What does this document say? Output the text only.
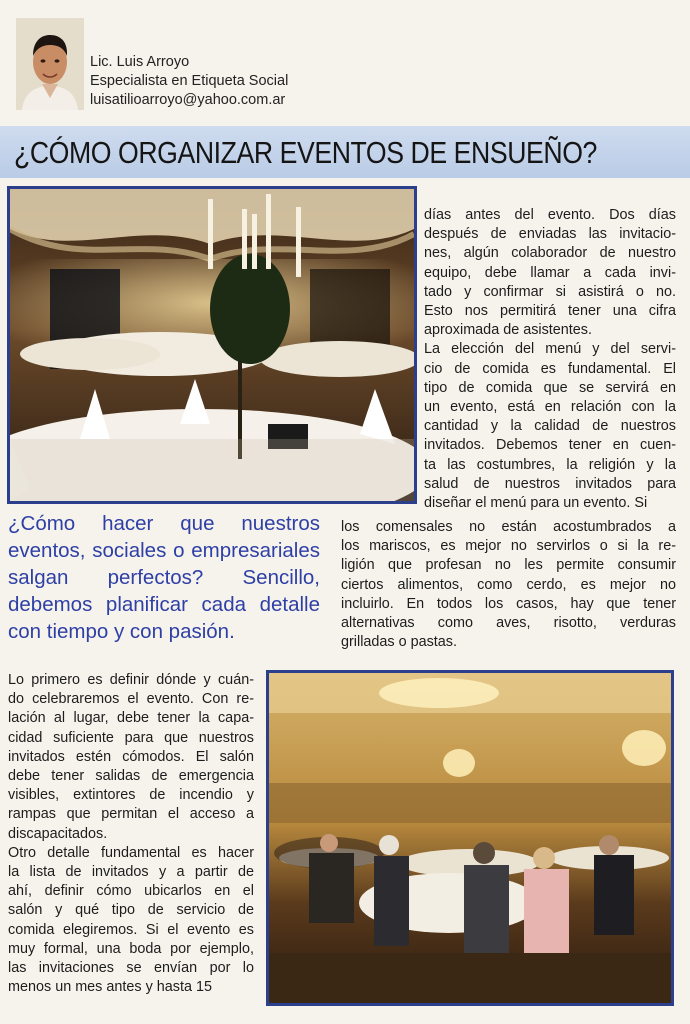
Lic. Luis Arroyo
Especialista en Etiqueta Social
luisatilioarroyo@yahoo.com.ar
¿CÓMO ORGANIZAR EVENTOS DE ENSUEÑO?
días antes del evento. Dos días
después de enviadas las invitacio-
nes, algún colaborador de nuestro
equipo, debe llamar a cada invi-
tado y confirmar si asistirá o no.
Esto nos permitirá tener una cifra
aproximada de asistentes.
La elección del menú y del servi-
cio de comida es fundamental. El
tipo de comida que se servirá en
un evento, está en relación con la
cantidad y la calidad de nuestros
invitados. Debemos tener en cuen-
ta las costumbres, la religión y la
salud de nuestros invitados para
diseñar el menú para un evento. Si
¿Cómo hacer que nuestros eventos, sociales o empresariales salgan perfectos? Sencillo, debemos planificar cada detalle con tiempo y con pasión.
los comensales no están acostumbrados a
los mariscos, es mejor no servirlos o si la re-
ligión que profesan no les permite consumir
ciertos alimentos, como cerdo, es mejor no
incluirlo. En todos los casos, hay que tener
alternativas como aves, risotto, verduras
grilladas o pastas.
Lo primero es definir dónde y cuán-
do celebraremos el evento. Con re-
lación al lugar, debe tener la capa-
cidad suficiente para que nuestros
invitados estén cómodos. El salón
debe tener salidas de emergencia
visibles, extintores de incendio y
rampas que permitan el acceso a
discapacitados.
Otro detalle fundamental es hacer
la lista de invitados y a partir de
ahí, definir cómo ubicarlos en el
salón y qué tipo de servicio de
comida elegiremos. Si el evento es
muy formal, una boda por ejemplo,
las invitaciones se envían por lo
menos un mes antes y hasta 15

==

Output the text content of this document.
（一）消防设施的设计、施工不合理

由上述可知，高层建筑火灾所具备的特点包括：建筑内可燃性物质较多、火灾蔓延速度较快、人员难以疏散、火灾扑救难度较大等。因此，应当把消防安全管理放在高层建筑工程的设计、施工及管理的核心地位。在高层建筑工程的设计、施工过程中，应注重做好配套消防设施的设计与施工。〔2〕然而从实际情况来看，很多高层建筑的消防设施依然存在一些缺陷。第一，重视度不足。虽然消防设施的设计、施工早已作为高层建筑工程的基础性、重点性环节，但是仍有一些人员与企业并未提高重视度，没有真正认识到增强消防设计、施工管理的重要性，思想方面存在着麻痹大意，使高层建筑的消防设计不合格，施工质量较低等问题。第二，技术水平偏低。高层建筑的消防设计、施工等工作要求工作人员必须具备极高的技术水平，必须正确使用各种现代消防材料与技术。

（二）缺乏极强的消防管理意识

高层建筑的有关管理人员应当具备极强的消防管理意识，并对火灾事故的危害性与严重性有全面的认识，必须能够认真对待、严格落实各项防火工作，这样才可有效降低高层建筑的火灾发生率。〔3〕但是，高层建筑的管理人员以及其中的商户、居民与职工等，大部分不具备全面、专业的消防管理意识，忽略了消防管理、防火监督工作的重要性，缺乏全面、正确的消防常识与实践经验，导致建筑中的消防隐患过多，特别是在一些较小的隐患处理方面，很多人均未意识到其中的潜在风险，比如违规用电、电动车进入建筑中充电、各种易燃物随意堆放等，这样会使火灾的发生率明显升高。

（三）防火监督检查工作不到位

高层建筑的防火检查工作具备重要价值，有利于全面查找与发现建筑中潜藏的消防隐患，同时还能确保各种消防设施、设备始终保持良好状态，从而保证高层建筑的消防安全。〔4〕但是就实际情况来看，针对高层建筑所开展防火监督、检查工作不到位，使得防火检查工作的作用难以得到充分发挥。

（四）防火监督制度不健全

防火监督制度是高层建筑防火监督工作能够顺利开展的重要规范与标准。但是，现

● **Directive**
Tally the lines in the entries above that hold the word "detalle". Reply with nothing but that count.

● **Full response**
2